| Directions |
For the listing below, give the count of lines containing the string "color" and nothing else.

[Records about charts and figures]
------------------------------------------------------------

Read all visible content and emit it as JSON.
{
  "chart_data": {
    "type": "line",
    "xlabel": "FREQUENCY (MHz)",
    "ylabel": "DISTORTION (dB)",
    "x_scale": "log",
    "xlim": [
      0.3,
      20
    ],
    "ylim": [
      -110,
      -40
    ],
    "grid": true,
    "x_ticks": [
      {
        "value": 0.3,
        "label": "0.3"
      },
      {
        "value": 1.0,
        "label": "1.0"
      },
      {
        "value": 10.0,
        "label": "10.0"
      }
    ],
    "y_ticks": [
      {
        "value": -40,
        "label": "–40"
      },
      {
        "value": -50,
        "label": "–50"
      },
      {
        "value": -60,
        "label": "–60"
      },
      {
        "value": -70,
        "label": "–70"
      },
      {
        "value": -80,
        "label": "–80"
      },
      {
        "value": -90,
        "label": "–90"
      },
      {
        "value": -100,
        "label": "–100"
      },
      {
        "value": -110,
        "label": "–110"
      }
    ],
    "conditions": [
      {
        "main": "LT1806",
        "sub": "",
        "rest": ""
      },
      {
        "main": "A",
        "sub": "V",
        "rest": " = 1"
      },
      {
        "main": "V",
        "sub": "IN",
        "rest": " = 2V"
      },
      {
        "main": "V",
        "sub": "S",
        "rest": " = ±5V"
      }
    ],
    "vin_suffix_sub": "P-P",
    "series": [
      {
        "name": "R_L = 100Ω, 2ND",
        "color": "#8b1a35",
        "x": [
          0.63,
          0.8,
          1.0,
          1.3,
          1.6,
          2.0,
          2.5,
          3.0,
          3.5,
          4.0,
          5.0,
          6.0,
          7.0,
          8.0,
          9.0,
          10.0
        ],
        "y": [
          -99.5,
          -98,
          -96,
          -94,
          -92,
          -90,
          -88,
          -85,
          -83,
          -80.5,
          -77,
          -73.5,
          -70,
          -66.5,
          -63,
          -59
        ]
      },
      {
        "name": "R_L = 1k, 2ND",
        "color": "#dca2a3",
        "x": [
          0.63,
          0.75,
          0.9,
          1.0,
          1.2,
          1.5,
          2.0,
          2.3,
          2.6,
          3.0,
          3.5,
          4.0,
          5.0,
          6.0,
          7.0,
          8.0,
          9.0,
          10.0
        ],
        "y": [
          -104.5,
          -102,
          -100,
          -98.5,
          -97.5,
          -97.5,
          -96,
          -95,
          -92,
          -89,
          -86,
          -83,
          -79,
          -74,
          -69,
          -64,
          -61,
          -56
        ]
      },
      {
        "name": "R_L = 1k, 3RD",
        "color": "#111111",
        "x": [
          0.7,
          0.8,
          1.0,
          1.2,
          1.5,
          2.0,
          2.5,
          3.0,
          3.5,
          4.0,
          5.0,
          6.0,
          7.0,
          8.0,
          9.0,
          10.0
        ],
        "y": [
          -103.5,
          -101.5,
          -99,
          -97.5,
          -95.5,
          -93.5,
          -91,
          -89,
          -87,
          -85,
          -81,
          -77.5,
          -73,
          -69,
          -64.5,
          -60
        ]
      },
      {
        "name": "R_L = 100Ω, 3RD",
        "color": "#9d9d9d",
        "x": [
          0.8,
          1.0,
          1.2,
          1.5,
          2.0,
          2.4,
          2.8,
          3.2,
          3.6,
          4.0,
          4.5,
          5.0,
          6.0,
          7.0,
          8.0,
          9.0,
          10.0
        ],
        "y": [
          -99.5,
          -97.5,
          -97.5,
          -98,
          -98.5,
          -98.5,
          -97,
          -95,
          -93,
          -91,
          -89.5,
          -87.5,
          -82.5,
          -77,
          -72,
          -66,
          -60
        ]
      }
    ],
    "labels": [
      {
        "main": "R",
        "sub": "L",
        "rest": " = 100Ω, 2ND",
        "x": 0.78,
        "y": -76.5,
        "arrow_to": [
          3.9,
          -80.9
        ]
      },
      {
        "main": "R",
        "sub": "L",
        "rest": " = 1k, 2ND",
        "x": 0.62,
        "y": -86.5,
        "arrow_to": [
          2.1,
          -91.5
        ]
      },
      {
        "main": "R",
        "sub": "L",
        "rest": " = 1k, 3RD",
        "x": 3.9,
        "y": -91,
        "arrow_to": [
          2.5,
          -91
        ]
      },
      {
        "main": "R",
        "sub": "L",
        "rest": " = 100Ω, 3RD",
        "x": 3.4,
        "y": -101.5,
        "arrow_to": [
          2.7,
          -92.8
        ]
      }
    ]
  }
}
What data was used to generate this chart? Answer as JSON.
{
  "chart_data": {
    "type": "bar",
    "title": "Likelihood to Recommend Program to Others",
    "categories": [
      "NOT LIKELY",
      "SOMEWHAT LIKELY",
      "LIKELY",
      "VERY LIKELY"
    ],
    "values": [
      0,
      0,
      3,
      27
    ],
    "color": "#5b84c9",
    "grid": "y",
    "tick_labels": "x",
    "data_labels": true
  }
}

------------------------------------------------------------

| Task solution |
5